Lines of data:
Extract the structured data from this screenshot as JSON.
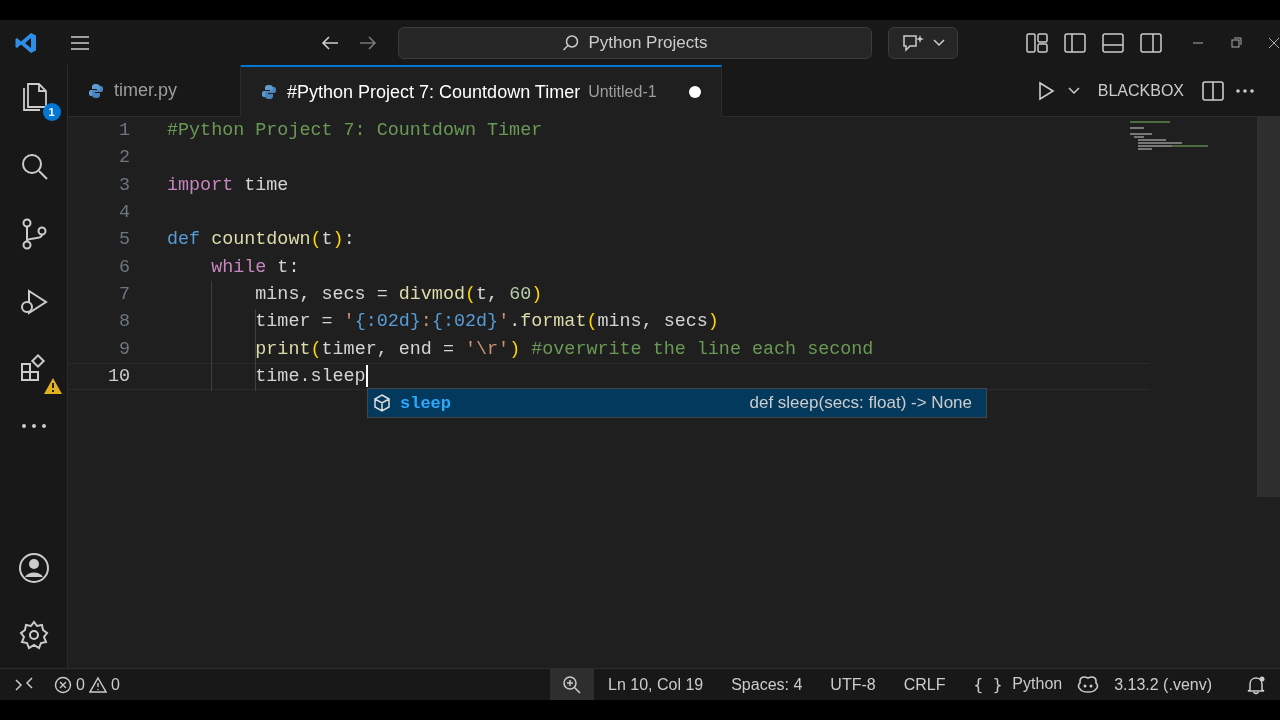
{
  "title_bar": {
    "search": "Python Projects"
  },
  "activity_bar": {
    "explorer_badge": "1"
  },
  "tabs": [
    {
      "label": "timer.py",
      "selected": false,
      "dirty": false
    },
    {
      "label": "#Python Project 7: Countdown Timer",
      "note": "Untitled-1",
      "selected": true,
      "dirty": true
    }
  ],
  "editor_actions": {
    "label": "BLACKBOX"
  },
  "lines": [
    {
      "number": "1",
      "current": false,
      "tokens": [
        {
          "kind": "comment",
          "text": "#Python Project 7: Countdown Timer"
        }
      ]
    },
    {
      "number": "2",
      "current": false
    },
    {
      "number": "3",
      "current": false,
      "tokens": [
        {
          "kind": "keyword",
          "text": "import"
        },
        {
          "kind": "plain",
          "text": " time"
        }
      ]
    },
    {
      "number": "4",
      "current": false
    },
    {
      "number": "5",
      "current": false,
      "tokens": [
        {
          "kind": "storage",
          "text": "def"
        },
        {
          "kind": "function",
          "text": " countdown"
        },
        {
          "kind": "bracket",
          "text": "("
        },
        {
          "kind": "plain",
          "text": "t"
        },
        {
          "kind": "bracket",
          "text": ")"
        },
        {
          "kind": "plain",
          "text": ":"
        }
      ]
    },
    {
      "number": "6",
      "current": false,
      "tokens": [
        {
          "kind": "keyword",
          "text": "    while"
        },
        {
          "kind": "plain",
          "text": " t:"
        }
      ]
    },
    {
      "number": "7",
      "current": false,
      "tokens": [
        {
          "kind": "plain",
          "text": "        mins, secs = "
        },
        {
          "kind": "function",
          "text": "divmod"
        },
        {
          "kind": "bracket",
          "text": "("
        },
        {
          "kind": "plain",
          "text": "t, "
        },
        {
          "kind": "number",
          "text": "60"
        },
        {
          "kind": "bracket",
          "text": ")"
        }
      ]
    },
    {
      "number": "8",
      "current": false,
      "tokens": [
        {
          "kind": "plain",
          "text": "        timer = "
        },
        {
          "kind": "string",
          "text": "'"
        },
        {
          "kind": "storage",
          "text": "{:02d}"
        },
        {
          "kind": "string",
          "text": ":"
        },
        {
          "kind": "storage",
          "text": "{:02d}"
        },
        {
          "kind": "string",
          "text": "'"
        },
        {
          "kind": "plain",
          "text": "."
        },
        {
          "kind": "function",
          "text": "format"
        },
        {
          "kind": "bracket",
          "text": "("
        },
        {
          "kind": "plain",
          "text": "mins, secs"
        },
        {
          "kind": "bracket",
          "text": ")"
        }
      ]
    },
    {
      "number": "9",
      "current": false,
      "tokens": [
        {
          "kind": "function",
          "text": "        print"
        },
        {
          "kind": "bracket",
          "text": "("
        },
        {
          "kind": "plain",
          "text": "timer, end = "
        },
        {
          "kind": "string",
          "text": "'\\r'"
        },
        {
          "kind": "bracket",
          "text": ")"
        },
        {
          "kind": "comment",
          "text": " #overwrite the line each second"
        }
      ]
    },
    {
      "number": "10",
      "current": true,
      "tokens": [
        {
          "kind": "plain",
          "text": "        time.sleep"
        }
      ]
    }
  ],
  "suggest": {
    "label": "sleep",
    "detail": "def sleep(secs: float) -> None"
  },
  "status_bar": {
    "errors": "0",
    "warnings": "0",
    "items": [
      "Ln 10, Col 19",
      "Spaces: 4",
      "UTF-8",
      "CRLF"
    ],
    "language_icon": "{ }",
    "language": "Python",
    "interpreter": "3.13.2 (.venv)"
  }
}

:: Task details ::
Using the listing above, gather each line that holds the string "number" and copy it.

:: Response to this exercise ::
      "number": "1",
      "number": "2",
      "number": "3",
      "number": "4",
      "number": "5",
      "number": "6",
      "number": "7",
          "kind": "number",
      "number": "8",
      "number": "9",
      "number": "10",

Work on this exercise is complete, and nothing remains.